↓

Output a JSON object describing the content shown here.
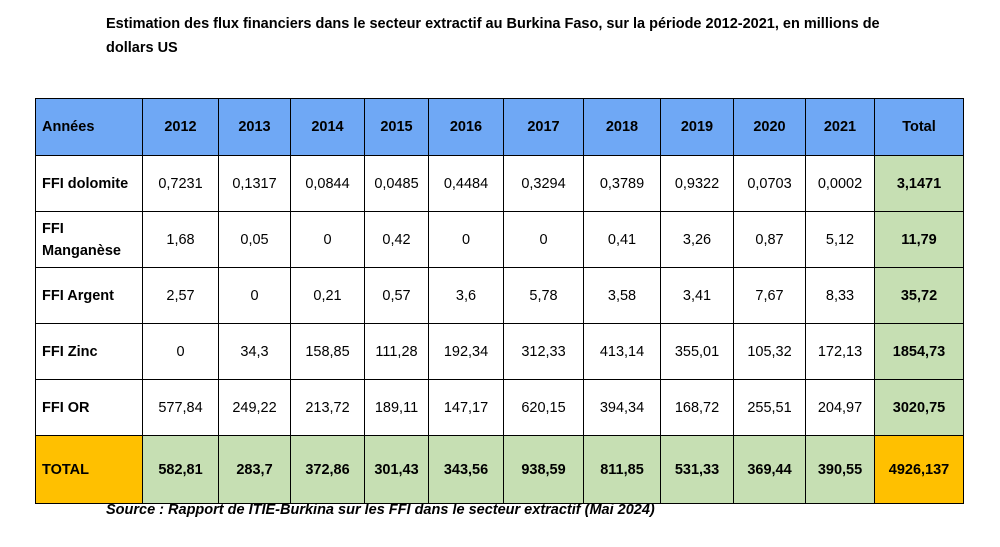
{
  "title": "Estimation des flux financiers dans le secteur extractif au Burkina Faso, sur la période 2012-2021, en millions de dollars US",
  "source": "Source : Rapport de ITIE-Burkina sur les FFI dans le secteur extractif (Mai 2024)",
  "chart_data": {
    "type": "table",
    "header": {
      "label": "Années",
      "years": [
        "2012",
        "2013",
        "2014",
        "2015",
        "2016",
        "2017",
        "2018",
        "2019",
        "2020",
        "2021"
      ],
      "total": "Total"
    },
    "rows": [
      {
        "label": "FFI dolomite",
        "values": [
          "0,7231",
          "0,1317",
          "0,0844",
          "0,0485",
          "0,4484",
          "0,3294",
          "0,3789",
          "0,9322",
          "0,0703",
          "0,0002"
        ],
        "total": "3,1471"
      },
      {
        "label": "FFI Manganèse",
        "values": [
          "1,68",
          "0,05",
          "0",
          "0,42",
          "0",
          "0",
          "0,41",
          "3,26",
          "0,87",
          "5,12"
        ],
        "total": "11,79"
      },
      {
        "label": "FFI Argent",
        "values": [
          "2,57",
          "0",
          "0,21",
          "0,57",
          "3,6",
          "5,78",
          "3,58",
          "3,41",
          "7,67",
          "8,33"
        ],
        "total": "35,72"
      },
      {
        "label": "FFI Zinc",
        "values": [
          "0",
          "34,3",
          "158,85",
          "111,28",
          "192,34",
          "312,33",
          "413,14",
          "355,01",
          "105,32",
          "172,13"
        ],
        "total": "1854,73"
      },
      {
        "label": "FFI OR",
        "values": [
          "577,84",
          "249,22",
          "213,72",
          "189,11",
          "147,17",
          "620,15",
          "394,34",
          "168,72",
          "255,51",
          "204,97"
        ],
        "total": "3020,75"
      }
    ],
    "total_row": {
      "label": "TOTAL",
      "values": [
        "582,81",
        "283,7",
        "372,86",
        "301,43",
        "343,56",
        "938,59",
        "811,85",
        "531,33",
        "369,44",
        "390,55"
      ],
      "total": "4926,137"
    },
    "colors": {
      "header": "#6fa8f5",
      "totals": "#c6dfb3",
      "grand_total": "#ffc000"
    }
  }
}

↑

PROBLEM DETAILS: Within the entries above, report how many lines include "Burkina", and keep the answer to the number.

RESULT: 2